[PROBLEM REQUIREMENTS] Go through the entries and count the lines with the string "cannot" in them. Give only that number.

--- BEGIN ---

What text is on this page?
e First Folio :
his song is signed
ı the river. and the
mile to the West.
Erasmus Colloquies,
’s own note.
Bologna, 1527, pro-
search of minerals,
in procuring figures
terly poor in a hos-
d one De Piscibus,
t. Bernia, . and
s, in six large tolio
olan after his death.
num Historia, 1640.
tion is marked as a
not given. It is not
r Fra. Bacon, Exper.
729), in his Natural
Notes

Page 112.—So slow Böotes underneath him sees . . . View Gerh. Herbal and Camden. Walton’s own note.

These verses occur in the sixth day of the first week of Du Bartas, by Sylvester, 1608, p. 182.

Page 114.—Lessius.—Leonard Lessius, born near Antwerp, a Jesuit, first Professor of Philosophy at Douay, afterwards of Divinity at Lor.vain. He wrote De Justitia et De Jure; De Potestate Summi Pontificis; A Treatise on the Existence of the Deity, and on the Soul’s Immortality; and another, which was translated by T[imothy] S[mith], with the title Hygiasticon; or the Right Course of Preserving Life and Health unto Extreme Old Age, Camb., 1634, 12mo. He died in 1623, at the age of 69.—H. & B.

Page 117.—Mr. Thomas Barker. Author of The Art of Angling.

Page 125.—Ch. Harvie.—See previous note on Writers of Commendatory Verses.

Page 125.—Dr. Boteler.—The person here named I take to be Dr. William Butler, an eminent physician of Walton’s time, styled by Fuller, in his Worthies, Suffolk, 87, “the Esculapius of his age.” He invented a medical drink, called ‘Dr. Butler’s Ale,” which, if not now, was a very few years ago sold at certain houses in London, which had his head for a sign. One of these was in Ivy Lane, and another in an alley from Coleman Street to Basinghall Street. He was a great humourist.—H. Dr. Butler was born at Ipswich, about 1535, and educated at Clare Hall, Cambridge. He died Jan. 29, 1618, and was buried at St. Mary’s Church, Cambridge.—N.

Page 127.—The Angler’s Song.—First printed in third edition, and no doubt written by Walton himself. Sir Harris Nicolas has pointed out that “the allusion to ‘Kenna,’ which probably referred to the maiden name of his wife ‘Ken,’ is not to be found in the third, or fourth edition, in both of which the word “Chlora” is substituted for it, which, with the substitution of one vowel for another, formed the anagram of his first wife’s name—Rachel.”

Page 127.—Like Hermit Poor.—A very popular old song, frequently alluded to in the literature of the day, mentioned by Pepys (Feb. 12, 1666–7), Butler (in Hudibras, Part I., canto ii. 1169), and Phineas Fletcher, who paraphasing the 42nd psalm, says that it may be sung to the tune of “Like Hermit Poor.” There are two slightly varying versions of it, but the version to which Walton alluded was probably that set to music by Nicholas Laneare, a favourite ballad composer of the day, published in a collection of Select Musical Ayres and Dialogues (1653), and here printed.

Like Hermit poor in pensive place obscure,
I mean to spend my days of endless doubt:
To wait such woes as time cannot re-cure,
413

--- END ---
--- BEGIN ---

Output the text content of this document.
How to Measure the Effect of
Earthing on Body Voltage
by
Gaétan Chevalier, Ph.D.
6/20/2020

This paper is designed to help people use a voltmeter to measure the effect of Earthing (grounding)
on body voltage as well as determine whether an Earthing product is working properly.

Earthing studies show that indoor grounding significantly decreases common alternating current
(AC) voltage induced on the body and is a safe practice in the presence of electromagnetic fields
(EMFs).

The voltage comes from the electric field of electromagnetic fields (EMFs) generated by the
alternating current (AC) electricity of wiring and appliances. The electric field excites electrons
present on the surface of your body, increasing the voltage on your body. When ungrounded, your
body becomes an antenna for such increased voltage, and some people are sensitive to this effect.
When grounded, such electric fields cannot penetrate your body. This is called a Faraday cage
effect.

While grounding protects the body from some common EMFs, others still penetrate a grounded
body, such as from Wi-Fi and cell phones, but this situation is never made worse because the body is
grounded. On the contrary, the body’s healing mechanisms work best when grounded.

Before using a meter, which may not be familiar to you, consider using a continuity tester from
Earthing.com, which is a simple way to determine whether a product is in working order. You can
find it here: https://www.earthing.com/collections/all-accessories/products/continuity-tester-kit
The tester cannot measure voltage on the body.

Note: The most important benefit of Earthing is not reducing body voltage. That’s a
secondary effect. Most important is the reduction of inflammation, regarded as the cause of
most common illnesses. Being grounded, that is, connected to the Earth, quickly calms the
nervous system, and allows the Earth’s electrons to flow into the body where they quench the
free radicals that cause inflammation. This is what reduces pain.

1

--- END ---
--- BEGIN ---

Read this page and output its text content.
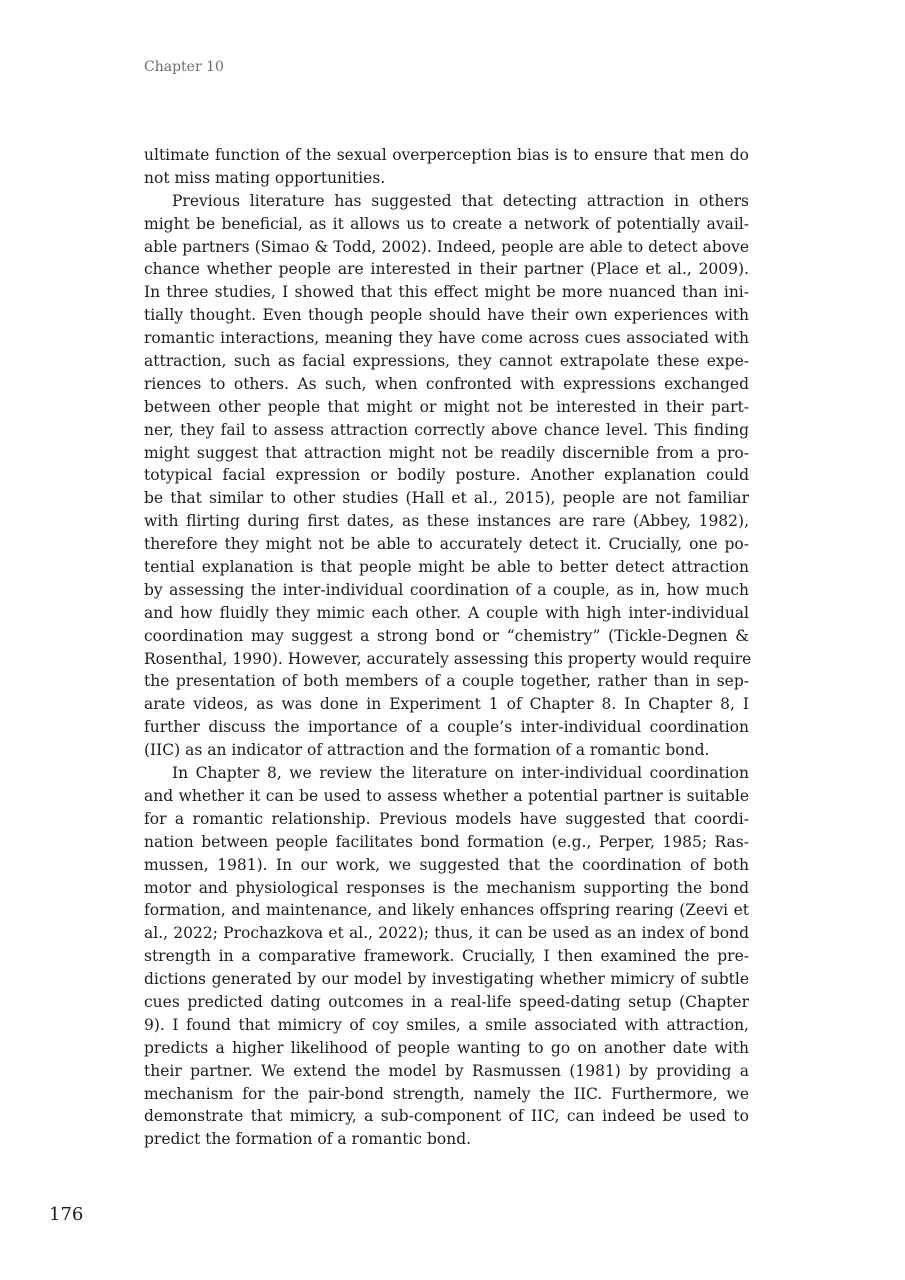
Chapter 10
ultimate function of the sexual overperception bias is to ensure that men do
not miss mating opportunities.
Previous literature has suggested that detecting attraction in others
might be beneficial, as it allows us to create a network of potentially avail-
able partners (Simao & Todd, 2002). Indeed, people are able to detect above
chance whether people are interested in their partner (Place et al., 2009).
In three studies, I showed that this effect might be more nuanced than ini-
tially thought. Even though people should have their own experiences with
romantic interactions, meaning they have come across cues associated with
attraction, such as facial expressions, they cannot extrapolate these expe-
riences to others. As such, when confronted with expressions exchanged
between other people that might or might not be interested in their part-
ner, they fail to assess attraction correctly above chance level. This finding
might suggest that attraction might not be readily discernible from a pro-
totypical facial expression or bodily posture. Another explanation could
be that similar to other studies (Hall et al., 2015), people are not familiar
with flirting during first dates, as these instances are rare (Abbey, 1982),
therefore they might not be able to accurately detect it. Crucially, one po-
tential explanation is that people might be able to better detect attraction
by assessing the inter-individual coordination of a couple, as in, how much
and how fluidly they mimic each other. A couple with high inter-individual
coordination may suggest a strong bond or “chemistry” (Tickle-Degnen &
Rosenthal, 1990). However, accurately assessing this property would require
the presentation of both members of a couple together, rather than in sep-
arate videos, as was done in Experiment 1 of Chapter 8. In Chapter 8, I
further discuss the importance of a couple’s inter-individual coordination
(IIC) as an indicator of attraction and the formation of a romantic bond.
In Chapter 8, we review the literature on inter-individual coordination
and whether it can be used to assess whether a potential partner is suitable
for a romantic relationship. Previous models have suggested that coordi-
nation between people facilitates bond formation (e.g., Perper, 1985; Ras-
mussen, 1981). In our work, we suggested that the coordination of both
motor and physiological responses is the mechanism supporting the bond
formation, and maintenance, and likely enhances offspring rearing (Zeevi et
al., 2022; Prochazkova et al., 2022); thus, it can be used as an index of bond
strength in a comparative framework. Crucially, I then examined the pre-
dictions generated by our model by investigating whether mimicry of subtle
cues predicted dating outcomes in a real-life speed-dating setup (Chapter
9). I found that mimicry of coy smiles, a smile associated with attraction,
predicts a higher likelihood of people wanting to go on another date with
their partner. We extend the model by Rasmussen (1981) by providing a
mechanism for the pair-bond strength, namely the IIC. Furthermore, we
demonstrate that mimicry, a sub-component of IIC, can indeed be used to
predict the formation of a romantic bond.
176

--- END ---

[EXERCISE SOLUTION] 4